:: Problem details ::
Where a line contains the word "relative", copy that line in full.

** Start Exercise input **

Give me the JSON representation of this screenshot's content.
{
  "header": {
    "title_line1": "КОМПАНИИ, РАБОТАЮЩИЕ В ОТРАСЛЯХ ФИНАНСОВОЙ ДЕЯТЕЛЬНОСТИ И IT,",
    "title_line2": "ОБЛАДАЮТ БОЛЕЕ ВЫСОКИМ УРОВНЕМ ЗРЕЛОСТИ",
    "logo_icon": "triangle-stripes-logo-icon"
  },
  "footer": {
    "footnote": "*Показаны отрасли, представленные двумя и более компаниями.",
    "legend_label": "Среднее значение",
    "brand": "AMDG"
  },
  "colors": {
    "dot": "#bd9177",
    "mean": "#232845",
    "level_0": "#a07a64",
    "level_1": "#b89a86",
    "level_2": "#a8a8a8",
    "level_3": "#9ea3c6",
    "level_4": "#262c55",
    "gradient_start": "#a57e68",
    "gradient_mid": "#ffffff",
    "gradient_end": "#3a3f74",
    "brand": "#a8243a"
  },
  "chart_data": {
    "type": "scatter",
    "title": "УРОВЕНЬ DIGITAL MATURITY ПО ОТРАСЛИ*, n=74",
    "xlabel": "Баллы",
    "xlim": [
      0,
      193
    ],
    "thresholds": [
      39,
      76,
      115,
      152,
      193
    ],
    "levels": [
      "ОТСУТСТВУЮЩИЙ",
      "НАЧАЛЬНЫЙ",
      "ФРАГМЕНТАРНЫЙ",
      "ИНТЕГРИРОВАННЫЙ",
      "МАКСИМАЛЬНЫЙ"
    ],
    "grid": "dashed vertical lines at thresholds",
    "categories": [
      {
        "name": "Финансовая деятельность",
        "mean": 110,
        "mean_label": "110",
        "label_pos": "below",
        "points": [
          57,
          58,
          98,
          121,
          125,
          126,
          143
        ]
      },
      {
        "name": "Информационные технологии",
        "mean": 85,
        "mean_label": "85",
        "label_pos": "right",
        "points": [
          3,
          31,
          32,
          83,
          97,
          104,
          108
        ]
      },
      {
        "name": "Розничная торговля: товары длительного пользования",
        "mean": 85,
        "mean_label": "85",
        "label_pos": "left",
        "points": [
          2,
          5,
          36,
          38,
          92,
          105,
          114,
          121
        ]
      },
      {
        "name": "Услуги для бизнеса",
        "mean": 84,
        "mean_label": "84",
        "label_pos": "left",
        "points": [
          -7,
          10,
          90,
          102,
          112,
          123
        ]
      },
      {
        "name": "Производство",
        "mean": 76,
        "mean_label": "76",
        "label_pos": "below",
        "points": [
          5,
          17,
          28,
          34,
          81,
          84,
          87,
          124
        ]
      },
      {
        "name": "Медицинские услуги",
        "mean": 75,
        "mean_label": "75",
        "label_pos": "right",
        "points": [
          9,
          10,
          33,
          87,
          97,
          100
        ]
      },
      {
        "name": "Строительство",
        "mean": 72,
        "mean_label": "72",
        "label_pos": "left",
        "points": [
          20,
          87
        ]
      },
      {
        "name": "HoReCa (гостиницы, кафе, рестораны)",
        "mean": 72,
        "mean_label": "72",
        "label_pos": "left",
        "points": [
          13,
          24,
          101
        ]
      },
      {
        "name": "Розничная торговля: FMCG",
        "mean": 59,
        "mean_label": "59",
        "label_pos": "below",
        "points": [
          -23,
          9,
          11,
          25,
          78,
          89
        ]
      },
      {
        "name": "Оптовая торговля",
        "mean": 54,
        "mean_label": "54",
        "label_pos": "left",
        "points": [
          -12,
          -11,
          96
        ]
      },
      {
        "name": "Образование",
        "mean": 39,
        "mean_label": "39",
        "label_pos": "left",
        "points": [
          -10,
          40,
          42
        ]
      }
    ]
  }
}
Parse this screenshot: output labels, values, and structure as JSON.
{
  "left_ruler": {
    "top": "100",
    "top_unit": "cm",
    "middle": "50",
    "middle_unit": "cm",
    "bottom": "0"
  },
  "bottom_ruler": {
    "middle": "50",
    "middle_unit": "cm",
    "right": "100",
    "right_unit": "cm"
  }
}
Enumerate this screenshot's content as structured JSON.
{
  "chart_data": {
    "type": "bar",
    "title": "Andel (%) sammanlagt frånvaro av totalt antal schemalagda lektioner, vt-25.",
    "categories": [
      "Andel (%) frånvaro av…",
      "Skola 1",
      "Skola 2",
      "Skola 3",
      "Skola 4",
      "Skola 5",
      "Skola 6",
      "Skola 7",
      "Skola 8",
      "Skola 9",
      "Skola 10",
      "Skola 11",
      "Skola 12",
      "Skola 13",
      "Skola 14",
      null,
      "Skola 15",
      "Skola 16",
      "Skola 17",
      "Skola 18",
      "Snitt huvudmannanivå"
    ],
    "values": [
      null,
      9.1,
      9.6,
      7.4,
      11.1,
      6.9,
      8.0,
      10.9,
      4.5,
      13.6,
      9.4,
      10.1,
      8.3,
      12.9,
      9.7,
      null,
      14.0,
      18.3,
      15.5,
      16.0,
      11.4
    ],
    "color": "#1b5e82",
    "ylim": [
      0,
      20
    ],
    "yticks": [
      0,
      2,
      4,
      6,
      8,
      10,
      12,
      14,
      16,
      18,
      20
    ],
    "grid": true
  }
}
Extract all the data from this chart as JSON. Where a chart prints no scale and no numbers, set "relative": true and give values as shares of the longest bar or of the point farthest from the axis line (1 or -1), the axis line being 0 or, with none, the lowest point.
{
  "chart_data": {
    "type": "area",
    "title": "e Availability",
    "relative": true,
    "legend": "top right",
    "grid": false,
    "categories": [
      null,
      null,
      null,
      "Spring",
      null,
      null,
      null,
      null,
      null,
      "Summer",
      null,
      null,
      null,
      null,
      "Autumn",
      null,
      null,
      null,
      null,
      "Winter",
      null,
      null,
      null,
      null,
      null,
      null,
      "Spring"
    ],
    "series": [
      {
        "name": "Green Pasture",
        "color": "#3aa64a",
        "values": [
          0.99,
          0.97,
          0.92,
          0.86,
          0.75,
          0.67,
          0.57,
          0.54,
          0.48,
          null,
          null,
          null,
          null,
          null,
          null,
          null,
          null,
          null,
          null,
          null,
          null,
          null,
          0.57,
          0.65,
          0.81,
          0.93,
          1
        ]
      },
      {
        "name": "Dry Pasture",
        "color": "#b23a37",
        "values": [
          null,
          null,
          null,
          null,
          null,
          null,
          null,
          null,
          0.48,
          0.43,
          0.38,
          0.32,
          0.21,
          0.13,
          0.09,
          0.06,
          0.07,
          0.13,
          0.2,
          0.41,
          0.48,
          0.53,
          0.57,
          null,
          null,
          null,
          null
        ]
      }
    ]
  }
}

** End Exercise input **

:: Full output ::
Extract all the data from this chart as JSON. Where a chart prints no scale and no numbers, set "relative": true and give values as shares of the longest bar or of the point farthest from the axis line (1 or -1), the axis line being 0 or, with none, the lowest point.
    "relative": true,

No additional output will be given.